* **Directions**
Transcribe every line of the records verbatim.

* **Input data**
----------

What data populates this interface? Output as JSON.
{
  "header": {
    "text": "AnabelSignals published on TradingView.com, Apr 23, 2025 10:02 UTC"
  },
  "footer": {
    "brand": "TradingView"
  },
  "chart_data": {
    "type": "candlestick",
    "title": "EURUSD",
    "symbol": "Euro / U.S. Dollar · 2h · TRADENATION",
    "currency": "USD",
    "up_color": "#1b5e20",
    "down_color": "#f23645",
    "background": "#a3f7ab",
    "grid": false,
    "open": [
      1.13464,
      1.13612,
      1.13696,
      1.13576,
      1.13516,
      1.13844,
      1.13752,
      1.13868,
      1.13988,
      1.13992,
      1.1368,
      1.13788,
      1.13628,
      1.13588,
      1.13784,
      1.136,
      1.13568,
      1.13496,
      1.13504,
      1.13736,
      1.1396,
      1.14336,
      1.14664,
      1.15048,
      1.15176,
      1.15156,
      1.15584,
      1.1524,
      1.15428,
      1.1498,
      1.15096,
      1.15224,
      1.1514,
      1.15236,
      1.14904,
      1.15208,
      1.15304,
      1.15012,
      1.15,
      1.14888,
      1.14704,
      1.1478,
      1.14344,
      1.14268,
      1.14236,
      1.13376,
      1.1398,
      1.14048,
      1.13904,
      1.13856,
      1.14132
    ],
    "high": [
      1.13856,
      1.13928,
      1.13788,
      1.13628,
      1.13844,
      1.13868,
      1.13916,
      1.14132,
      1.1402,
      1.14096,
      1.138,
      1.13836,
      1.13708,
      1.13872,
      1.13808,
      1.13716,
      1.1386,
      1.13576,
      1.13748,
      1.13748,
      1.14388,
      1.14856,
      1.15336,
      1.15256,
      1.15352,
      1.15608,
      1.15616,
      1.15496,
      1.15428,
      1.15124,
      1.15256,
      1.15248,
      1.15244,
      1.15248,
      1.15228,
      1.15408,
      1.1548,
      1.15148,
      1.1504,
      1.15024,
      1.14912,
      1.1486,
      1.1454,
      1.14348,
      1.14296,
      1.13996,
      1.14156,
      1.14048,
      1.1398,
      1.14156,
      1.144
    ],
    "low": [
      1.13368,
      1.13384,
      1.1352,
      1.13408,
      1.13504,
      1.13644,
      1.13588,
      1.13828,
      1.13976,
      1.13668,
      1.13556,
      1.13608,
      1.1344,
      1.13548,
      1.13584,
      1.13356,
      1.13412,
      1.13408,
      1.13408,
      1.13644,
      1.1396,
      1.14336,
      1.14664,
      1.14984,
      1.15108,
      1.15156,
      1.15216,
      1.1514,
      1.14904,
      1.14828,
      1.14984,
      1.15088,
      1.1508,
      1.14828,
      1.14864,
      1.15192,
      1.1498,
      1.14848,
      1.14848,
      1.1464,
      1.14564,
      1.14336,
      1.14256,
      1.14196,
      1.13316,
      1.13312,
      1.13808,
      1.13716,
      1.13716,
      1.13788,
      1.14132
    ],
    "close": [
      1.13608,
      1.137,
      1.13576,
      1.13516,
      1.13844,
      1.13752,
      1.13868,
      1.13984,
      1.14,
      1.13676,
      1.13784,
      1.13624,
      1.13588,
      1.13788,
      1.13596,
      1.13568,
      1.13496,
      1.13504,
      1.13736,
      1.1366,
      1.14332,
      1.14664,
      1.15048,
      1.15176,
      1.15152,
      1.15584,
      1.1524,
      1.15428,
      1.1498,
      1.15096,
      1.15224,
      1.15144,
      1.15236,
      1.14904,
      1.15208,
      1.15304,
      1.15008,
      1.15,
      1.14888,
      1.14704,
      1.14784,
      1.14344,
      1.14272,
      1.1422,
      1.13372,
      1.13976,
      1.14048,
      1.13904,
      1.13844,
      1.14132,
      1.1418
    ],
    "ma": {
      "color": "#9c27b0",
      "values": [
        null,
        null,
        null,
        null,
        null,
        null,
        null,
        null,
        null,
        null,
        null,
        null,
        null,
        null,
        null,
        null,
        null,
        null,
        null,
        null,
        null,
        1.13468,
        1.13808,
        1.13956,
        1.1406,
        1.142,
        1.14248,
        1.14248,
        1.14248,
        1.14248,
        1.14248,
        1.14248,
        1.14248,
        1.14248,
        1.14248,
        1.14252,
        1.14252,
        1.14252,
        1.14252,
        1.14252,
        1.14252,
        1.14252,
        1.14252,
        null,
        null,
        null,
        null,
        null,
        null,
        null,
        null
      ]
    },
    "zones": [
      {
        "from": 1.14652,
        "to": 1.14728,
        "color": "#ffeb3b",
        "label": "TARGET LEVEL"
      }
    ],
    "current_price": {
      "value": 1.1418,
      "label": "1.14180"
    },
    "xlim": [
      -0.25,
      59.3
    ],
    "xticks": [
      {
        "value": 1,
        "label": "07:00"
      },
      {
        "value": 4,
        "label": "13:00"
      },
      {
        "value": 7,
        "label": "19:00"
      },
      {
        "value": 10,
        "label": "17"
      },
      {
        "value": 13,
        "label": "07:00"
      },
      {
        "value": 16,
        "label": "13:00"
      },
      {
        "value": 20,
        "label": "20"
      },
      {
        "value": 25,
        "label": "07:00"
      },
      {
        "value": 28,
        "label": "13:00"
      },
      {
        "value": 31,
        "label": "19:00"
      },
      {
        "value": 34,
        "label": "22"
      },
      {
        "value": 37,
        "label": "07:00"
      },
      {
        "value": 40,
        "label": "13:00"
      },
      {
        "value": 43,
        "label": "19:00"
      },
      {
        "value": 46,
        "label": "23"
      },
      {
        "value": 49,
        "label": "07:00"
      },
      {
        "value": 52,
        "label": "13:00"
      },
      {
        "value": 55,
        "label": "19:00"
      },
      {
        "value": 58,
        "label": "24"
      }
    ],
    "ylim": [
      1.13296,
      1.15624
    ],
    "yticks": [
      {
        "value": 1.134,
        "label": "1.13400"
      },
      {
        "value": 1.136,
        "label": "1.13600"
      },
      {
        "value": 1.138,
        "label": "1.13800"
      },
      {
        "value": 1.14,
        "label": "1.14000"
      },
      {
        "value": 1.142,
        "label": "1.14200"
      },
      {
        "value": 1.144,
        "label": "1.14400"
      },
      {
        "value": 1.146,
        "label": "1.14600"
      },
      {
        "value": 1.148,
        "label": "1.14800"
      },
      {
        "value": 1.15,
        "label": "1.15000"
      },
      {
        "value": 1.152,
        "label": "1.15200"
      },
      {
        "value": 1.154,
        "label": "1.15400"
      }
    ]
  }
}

----------

* **Answer in full**
What data populates this interface? Output as JSON.
{
  "header": {
    "text": "AnabelSignals published on TradingView.com, Apr 23, 2025 10:02 UTC"
  },
  "footer": {
    "brand": "TradingView"
  },
  "chart_data": {
    "type": "candlestick",
    "title": "EURUSD",
    "symbol": "Euro / U.S. Dollar · 2h · TRADENATION",
    "currency": "USD",
    "up_color": "#1b5e20",
    "down_color": "#f23645",
    "background": "#a3f7ab",
    "grid": false,
    "open": [
      1.13464,
      1.13612,
      1.13696,
      1.13576,
      1.13516,
      1.13844,
      1.13752,
      1.13868,
      1.13988,
      1.13992,
      1.1368,
      1.13788,
      1.13628,
      1.13588,
      1.13784,
      1.136,
      1.13568,
      1.13496,
      1.13504,
      1.13736,
      1.1396,
      1.14336,
      1.14664,
      1.15048,
      1.15176,
      1.15156,
      1.15584,
      1.1524,
      1.15428,
      1.1498,
      1.15096,
      1.15224,
      1.1514,
      1.15236,
      1.14904,
      1.15208,
      1.15304,
      1.15012,
      1.15,
      1.14888,
      1.14704,
      1.1478,
      1.14344,
      1.14268,
      1.14236,
      1.13376,
      1.1398,
      1.14048,
      1.13904,
      1.13856,
      1.14132
    ],
    "high": [
      1.13856,
      1.13928,
      1.13788,
      1.13628,
      1.13844,
      1.13868,
      1.13916,
      1.14132,
      1.1402,
      1.14096,
      1.138,
      1.13836,
      1.13708,
      1.13872,
      1.13808,
      1.13716,
      1.1386,
      1.13576,
      1.13748,
      1.13748,
      1.14388,
      1.14856,
      1.15336,
      1.15256,
      1.15352,
      1.15608,
      1.15616,
      1.15496,
      1.15428,
      1.15124,
      1.15256,
      1.15248,
      1.15244,
      1.15248,
      1.15228,
      1.15408,
      1.1548,
      1.15148,
      1.1504,
      1.15024,
      1.14912,
      1.1486,
      1.1454,
      1.14348,
      1.14296,
      1.13996,
      1.14156,
      1.14048,
      1.1398,
      1.14156,
      1.144
    ],
    "low": [
      1.13368,
      1.13384,
      1.1352,
      1.13408,
      1.13504,
      1.13644,
      1.13588,
      1.13828,
      1.13976,
      1.13668,
      1.13556,
      1.13608,
      1.1344,
      1.13548,
      1.13584,
      1.13356,
      1.13412,
      1.13408,
      1.13408,
      1.13644,
      1.1396,
      1.14336,
      1.14664,
      1.14984,
      1.15108,
      1.15156,
      1.15216,
      1.1514,
      1.14904,
      1.14828,
      1.14984,
      1.15088,
      1.1508,
      1.14828,
      1.14864,
      1.15192,
      1.1498,
      1.14848,
      1.14848,
      1.1464,
      1.14564,
      1.14336,
      1.14256,
      1.14196,
      1.13316,
      1.13312,
      1.13808,
      1.13716,
      1.13716,
      1.13788,
      1.14132
    ],
    "close": [
      1.13608,
      1.137,
      1.13576,
      1.13516,
      1.13844,
      1.13752,
      1.13868,
      1.13984,
      1.14,
      1.13676,
      1.13784,
      1.13624,
      1.13588,
      1.13788,
      1.13596,
      1.13568,
      1.13496,
      1.13504,
      1.13736,
      1.1366,
      1.14332,
      1.14664,
      1.15048,
      1.15176,
      1.15152,
      1.15584,
      1.1524,
      1.15428,
      1.1498,
      1.15096,
      1.15224,
      1.15144,
      1.15236,
      1.14904,
      1.15208,
      1.15304,
      1.15008,
      1.15,
      1.14888,
      1.14704,
      1.14784,
      1.14344,
      1.14272,
      1.1422,
      1.13372,
      1.13976,
      1.14048,
      1.13904,
      1.13844,
      1.14132,
      1.1418
    ],
    "ma": {
      "color": "#9c27b0",
      "values": [
        null,
        null,
        null,
        null,
        null,
        null,
        null,
        null,
        null,
        null,
        null,
        null,
        null,
        null,
        null,
        null,
        null,
        null,
        null,
        null,
        null,
        1.13468,
        1.13808,
        1.13956,
        1.1406,
        1.142,
        1.14248,
        1.14248,
        1.14248,
        1.14248,
        1.14248,
        1.14248,
        1.14248,
        1.14248,
        1.14248,
        1.14252,
        1.14252,
        1.14252,
        1.14252,
        1.14252,
        1.14252,
        1.14252,
        1.14252,
        null,
        null,
        null,
        null,
        null,
        null,
        null,
        null
      ]
    },
    "zones": [
      {
        "from": 1.14652,
        "to": 1.14728,
        "color": "#ffeb3b",
        "label": "TARGET LEVEL"
      }
    ],
    "current_price": {
      "value": 1.1418,
      "label": "1.14180"
    },
    "xlim": [
      -0.25,
      59.3
    ],
    "xticks": [
      {
        "value": 1,
        "label": "07:00"
      },
      {
        "value": 4,
        "label": "13:00"
      },
      {
        "value": 7,
        "label": "19:00"
      },
      {
        "value": 10,
        "label": "17"
      },
      {
        "value": 13,
        "label": "07:00"
      },
      {
        "value": 16,
        "label": "13:00"
      },
      {
        "value": 20,
        "label": "20"
      },
      {
        "value": 25,
        "label": "07:00"
      },
      {
        "value": 28,
        "label": "13:00"
      },
      {
        "value": 31,
        "label": "19:00"
      },
      {
        "value": 34,
        "label": "22"
      },
      {
        "value": 37,
        "label": "07:00"
      },
      {
        "value": 40,
        "label": "13:00"
      },
      {
        "value": 43,
        "label": "19:00"
      },
      {
        "value": 46,
        "label": "23"
      },
      {
        "value": 49,
        "label": "07:00"
      },
      {
        "value": 52,
        "label": "13:00"
      },
      {
        "value": 55,
        "label": "19:00"
      },
      {
        "value": 58,
        "label": "24"
      }
    ],
    "ylim": [
      1.13296,
      1.15624
    ],
    "yticks": [
      {
        "value": 1.134,
        "label": "1.13400"
      },
      {
        "value": 1.136,
        "label": "1.13600"
      },
      {
        "value": 1.138,
        "label": "1.13800"
      },
      {
        "value": 1.14,
        "label": "1.14000"
      },
      {
        "value": 1.142,
        "label": "1.14200"
      },
      {
        "value": 1.144,
        "label": "1.14400"
      },
      {
        "value": 1.146,
        "label": "1.14600"
      },
      {
        "value": 1.148,
        "label": "1.14800"
      },
      {
        "value": 1.15,
        "label": "1.15000"
      },
      {
        "value": 1.152,
        "label": "1.15200"
      },
      {
        "value": 1.154,
        "label": "1.15400"
      }
    ]
  }
}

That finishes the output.